# TO DO:
Look through the listing below and report how many lines contain "from", as a bare number.
[start]
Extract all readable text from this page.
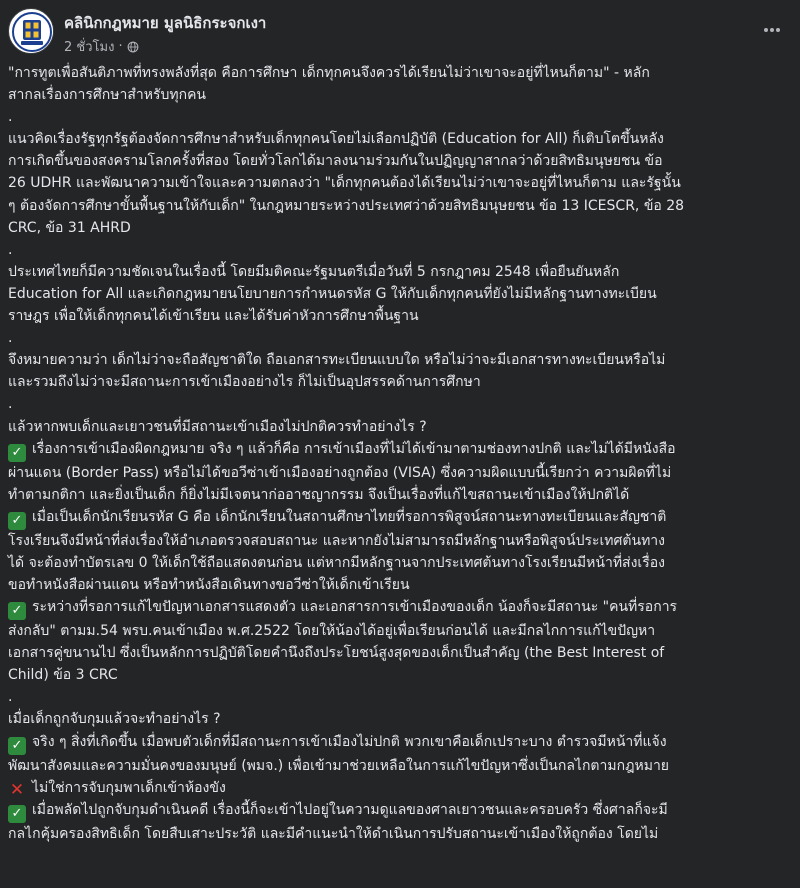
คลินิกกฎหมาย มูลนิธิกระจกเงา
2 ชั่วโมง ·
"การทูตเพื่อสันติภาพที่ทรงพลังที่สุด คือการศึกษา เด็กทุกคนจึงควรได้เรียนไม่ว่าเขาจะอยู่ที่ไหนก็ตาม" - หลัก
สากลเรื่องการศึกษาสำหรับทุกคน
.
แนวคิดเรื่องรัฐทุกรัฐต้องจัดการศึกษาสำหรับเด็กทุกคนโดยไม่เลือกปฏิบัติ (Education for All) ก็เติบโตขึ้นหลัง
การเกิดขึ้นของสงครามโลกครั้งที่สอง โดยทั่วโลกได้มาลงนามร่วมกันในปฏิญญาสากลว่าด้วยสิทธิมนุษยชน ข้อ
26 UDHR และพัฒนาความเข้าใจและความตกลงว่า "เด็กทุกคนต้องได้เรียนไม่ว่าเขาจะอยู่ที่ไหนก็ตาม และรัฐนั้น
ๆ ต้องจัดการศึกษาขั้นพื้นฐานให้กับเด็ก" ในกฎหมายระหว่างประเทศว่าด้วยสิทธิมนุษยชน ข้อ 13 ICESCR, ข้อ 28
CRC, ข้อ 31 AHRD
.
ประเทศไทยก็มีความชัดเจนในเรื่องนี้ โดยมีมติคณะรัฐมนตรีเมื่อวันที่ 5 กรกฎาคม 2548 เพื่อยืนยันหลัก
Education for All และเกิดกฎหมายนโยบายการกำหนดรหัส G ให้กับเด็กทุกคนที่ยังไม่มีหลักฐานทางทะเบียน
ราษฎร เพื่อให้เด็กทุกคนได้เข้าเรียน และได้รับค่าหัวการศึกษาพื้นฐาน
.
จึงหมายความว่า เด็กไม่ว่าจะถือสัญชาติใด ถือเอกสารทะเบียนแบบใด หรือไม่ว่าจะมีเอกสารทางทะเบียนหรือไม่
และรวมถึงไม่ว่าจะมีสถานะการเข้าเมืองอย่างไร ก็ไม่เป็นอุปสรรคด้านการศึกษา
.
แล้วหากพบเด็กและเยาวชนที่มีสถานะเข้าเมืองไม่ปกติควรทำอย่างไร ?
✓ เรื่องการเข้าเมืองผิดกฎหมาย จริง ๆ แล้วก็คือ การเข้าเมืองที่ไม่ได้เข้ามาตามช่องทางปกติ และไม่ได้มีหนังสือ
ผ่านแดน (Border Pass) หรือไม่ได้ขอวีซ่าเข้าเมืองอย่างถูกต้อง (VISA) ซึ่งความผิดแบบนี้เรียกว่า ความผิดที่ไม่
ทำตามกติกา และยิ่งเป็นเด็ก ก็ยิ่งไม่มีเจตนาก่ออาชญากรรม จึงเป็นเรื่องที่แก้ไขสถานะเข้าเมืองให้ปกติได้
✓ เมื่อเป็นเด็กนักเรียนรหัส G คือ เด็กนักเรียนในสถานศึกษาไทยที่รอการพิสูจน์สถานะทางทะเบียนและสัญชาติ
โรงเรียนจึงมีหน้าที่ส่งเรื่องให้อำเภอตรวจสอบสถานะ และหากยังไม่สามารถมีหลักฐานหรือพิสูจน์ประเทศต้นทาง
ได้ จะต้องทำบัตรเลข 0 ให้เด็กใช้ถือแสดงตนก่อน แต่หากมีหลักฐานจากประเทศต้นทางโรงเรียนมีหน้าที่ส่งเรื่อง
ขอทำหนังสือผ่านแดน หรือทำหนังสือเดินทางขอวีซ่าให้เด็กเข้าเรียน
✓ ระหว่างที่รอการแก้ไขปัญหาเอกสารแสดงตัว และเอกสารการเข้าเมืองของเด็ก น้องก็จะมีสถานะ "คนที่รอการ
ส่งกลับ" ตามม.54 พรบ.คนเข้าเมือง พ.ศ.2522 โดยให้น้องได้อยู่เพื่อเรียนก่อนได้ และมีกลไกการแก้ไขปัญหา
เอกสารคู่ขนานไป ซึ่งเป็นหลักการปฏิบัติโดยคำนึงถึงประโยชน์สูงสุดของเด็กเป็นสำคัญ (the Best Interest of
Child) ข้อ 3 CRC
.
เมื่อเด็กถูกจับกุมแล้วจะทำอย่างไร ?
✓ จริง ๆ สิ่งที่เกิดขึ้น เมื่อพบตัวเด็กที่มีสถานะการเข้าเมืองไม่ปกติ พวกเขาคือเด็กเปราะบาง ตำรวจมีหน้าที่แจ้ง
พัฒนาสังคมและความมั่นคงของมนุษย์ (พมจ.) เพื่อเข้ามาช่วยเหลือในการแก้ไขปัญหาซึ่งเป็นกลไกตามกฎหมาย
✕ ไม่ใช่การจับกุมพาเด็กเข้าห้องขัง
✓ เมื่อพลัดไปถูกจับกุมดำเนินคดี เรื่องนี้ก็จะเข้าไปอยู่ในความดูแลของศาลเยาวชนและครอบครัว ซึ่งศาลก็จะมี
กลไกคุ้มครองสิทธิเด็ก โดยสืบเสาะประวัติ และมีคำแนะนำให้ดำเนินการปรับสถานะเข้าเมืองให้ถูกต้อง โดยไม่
[end]
[start]
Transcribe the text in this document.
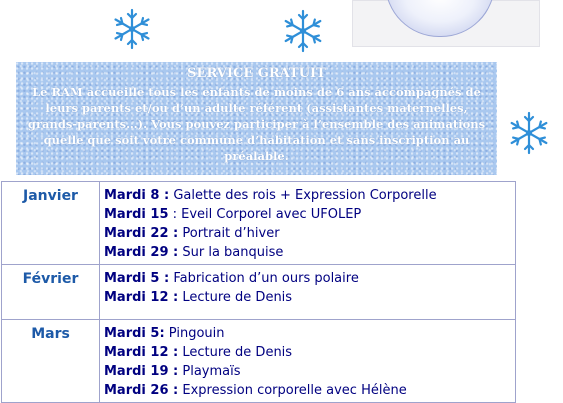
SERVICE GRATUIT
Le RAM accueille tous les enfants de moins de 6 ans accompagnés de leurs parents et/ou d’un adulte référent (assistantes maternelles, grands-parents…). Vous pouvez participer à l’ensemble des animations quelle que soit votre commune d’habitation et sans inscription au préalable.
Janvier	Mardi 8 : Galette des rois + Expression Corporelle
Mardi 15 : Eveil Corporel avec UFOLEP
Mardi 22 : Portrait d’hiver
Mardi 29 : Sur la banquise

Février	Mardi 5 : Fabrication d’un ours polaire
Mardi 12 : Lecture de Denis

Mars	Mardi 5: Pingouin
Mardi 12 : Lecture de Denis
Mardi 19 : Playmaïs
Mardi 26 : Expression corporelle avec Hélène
[end]
[start]
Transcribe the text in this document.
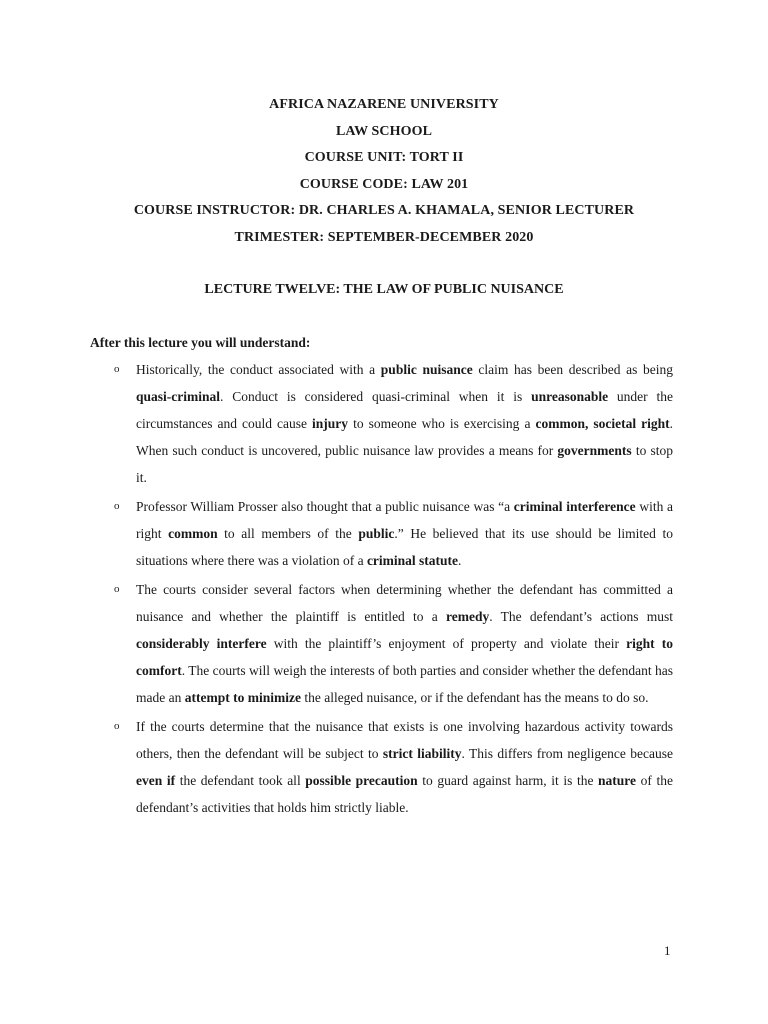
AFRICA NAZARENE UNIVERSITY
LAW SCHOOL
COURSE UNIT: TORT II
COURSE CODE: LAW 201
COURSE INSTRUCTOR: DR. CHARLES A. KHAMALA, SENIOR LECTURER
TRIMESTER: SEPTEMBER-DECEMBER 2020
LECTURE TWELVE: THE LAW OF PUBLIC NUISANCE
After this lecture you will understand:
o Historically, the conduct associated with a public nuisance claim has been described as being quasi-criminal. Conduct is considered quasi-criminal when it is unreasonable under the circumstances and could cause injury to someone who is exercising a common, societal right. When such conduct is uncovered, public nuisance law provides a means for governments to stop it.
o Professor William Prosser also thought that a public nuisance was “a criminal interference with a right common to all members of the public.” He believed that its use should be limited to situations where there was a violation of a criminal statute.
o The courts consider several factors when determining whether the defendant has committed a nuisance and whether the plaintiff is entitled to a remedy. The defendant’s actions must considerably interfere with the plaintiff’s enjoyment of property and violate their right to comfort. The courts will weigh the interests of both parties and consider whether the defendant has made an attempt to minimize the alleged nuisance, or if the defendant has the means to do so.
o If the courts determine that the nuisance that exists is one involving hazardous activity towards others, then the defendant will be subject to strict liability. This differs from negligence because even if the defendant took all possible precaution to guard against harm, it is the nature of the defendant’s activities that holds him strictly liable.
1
[end]
# WRITTEN RESPONSE:
2